Problem to solve:
Go through the entries one line at a time, and gather every line that has the word "structure".

Provided entries:

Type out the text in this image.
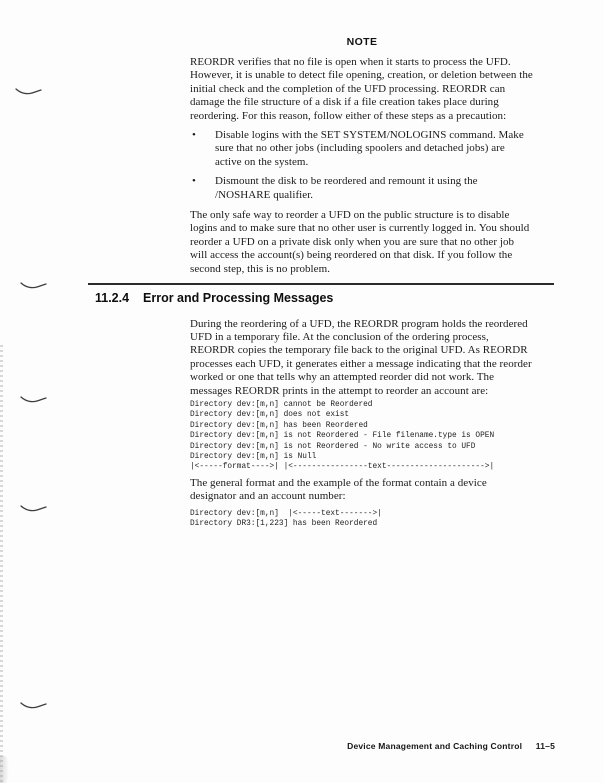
NOTE

REORDR verifies that no file is open when it starts to process the UFD. However, it is unable to detect file opening, creation, or deletion between the initial check and the completion of the UFD processing. REORDR can damage the file structure of a disk if a file creation takes place during reordering. For this reason, follow either of these steps as a precaution:

• Disable logins with the SET SYSTEM/NOLOGINS command. Make sure that no other jobs (including spoolers and detached jobs) are active on the system.
• Dismount the disk to be reordered and remount it using the /NOSHARE qualifier.

The only safe way to reorder a UFD on the public structure is to disable logins and to make sure that no other user is currently logged in. You should reorder a UFD on a private disk only when you are sure that no other job will access the account(s) being reordered on that disk. If you follow the second step, this is no problem.

11.2.4	Error and Processing Messages

During the reordering of a UFD, the REORDR program holds the reordered UFD in a temporary file. At the conclusion of the ordering process, REORDR copies the temporary file back to the original UFD. As REORDR processes each UFD, it generates either a message indicating that the reorder worked or one that tells why an attempted reorder did not work. The messages REORDR prints in the attempt to reorder an account are:

Directory dev:[m,n] cannot be Reordered
Directory dev:[m,n] does not exist
Directory dev:[m,n] has been Reordered
Directory dev:[m,n] is not Reordered - File filename.type is OPEN
Directory dev:[m,n] is not Reordered - No write access to UFD
Directory dev:[m,n] is Null
|<-----format---->| |<----------------text--------------------->|

The general format and the example of the format contain a device designator and an account number:

Directory dev:[m,n]  |<-----text------->|
Directory DR3:[1,223] has been Reordered
Device Management and Caching Control 11–5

Solved exercise:
REORDR verifies that no file is open when it starts to process the UFD. However, it is unable to detect file opening, creation, or deletion between the initial check and the completion of the UFD processing. REORDR can damage the file structure of a disk if a file creation takes place during reordering. For this reason, follow either of these steps as a precaution:
The only safe way to reorder a UFD on the public structure is to disable logins and to make sure that no other user is currently logged in. You should reorder a UFD on a private disk only when you are sure that no other job will access the account(s) being reordered on that disk. If you follow the second step, this is no problem.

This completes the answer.